• [Texte à lire]:
Il est ici traité d’une commination de damnation éternelle aux religieux des Frères mineurs ayant de propre.
Chapitre 20

Pour le jour de saint François.
Actions de grâces infinies, humble service, louange et honneur soient à Dieu en sa puissance et majesté éternelle, à Dieu qui est un Dieu en trois personnes! Il a plu à la divine bonté que sa très-digne humanité m’ait dit en l'oraison ce qui suit:
Oyez, vous à qui il est donné d’ouïr spirituellement; voire tenez assurément en la mémoire ces paroles : Il y avait un homme qu’on nommait François, qui, s’étant éloigné de la superbe mondaine, de la cupidité et de la délectation vicieuse de la chair, et s’étant converti à la vie spirituelle de la pénitence et perfection, obtint lors la vraie contrition de tous ses péchés et une parfaite volonté de s’amender, disant : Il n’y a rien en ce monde que je ne veuille franchement laisser pour l’honneur et la gloire de Dieu; il n’y a aussi rien de si dur en cette vie que je ne veuille de bon gré embrasser pour l'amour de Jésus, faisant tout ce que je pourrai pour son honneur, selon les forces de mon corps et de mon âme, et je pousserai tous les autres à en faire de même, et les affermirai en cela, afin qu’ils aiment Dieu sur toutes choses et de tout leur cœur.

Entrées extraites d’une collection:
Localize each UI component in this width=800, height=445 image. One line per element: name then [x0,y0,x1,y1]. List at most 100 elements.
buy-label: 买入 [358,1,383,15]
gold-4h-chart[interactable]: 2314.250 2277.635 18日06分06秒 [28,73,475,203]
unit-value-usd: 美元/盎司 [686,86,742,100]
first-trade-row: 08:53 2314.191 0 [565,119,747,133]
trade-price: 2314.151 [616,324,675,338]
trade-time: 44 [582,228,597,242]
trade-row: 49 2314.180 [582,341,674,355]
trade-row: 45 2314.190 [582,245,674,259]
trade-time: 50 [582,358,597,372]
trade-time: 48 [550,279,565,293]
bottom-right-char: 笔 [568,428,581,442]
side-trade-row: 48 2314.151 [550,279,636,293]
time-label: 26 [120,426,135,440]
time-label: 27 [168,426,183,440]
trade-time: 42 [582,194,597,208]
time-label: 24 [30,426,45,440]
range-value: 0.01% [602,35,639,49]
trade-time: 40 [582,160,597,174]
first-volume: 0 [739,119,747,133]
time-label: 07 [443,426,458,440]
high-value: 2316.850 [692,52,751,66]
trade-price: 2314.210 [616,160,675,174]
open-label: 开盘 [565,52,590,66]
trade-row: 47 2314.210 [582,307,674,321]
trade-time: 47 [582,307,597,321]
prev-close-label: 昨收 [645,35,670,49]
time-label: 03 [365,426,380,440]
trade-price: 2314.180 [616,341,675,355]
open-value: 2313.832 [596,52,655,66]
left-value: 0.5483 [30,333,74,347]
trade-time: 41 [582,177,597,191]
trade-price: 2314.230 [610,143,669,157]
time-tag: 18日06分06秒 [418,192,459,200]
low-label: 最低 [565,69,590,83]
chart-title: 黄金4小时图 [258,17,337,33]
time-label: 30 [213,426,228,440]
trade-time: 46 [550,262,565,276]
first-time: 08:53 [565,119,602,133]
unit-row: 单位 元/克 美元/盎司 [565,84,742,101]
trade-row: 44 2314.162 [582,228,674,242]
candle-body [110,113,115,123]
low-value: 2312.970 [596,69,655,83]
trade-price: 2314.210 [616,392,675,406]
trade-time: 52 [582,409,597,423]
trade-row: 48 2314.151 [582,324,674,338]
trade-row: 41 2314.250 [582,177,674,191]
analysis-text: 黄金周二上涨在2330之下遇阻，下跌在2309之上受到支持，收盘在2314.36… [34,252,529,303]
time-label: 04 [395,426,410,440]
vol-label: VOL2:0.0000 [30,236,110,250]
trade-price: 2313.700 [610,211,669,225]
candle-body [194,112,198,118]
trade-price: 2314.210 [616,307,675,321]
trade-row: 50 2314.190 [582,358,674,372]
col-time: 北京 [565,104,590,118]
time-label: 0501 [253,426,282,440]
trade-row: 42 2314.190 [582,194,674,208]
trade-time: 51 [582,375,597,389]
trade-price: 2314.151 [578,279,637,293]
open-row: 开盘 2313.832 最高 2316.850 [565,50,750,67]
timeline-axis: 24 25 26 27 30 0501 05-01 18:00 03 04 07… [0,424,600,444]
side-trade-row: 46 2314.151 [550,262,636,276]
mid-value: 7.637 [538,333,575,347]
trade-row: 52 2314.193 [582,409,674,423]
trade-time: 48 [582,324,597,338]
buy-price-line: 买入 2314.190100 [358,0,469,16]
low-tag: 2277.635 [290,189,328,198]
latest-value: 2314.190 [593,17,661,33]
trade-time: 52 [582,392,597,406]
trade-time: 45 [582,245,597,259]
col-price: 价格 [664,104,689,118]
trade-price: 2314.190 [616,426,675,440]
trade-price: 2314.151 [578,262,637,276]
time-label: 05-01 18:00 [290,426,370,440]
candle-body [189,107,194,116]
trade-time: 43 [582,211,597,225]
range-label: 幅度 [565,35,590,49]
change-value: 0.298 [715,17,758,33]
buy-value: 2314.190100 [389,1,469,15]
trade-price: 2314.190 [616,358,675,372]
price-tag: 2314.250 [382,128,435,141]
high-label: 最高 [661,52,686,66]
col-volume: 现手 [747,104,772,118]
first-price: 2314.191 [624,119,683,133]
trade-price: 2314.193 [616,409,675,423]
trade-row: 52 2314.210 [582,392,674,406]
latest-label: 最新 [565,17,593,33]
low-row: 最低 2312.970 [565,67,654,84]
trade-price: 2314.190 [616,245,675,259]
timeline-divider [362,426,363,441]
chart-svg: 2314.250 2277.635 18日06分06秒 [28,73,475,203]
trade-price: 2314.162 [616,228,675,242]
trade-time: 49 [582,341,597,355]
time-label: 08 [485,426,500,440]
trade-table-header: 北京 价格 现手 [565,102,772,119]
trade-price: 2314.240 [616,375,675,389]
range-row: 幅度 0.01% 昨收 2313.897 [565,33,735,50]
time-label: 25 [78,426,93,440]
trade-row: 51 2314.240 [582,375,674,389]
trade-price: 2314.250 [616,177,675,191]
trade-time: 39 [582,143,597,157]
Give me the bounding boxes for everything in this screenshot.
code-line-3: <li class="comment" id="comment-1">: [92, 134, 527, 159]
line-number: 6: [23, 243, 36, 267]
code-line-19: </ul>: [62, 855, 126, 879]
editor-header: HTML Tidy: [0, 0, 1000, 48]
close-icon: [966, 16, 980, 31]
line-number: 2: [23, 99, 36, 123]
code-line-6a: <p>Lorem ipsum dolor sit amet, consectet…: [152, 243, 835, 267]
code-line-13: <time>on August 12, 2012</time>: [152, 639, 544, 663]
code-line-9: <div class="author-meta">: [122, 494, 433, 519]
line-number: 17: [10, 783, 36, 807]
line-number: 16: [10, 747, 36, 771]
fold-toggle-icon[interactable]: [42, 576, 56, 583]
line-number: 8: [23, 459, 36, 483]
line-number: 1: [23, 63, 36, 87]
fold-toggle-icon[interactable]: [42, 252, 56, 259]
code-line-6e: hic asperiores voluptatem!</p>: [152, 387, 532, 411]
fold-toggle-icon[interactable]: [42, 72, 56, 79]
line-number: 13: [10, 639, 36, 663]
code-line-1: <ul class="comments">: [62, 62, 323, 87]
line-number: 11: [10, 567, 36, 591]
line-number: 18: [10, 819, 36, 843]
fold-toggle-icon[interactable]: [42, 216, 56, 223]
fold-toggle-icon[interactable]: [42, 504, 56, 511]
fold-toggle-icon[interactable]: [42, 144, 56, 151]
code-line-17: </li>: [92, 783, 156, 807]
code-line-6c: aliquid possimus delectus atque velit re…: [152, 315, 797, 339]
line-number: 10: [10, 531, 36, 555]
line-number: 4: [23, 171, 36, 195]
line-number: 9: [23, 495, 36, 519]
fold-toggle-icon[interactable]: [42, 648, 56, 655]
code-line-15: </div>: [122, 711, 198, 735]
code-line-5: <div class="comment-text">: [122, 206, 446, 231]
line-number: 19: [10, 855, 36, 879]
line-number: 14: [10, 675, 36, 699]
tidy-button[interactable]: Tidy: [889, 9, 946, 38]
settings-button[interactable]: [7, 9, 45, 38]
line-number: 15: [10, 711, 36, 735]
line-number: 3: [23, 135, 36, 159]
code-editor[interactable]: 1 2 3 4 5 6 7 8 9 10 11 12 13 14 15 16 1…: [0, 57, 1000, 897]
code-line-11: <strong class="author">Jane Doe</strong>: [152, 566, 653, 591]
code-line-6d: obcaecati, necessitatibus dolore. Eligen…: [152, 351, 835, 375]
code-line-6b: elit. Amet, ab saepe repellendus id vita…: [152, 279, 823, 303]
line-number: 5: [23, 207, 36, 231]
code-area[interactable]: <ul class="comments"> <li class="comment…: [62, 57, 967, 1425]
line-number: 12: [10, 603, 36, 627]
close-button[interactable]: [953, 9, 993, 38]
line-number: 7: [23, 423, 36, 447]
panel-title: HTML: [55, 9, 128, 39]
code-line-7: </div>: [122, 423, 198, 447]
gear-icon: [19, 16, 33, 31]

• [Consignes]:
1. Recopiez, s’il vous plaît, le passage du texte à lire qui commence aux mots « Il est ici traité » et s’arrête après « de saint François. », en substituant « Frères prêcheurs » à « Frères mineurs ».
2. D’après le texte à lire, qu’obtint François après s’être converti à la vie spirituelle de la pénitence et perfection ?
3. Énumérez les trois choses dont François s’est éloigné selon le texte à lire.

• [Résultats obtenus]:
1.
Il est ici traité d’une commination de damnation éternelle aux religieux des Frères prêcheurs ayant de propre.
Chapitre 20

Pour le jour de saint François.

2. Il obtint la vraie contrition de tous ses péchés et une parfaite volonté de s’amender.

3. La superbe mondaine ; la cupidité ; la délectation vicieuse de la chair.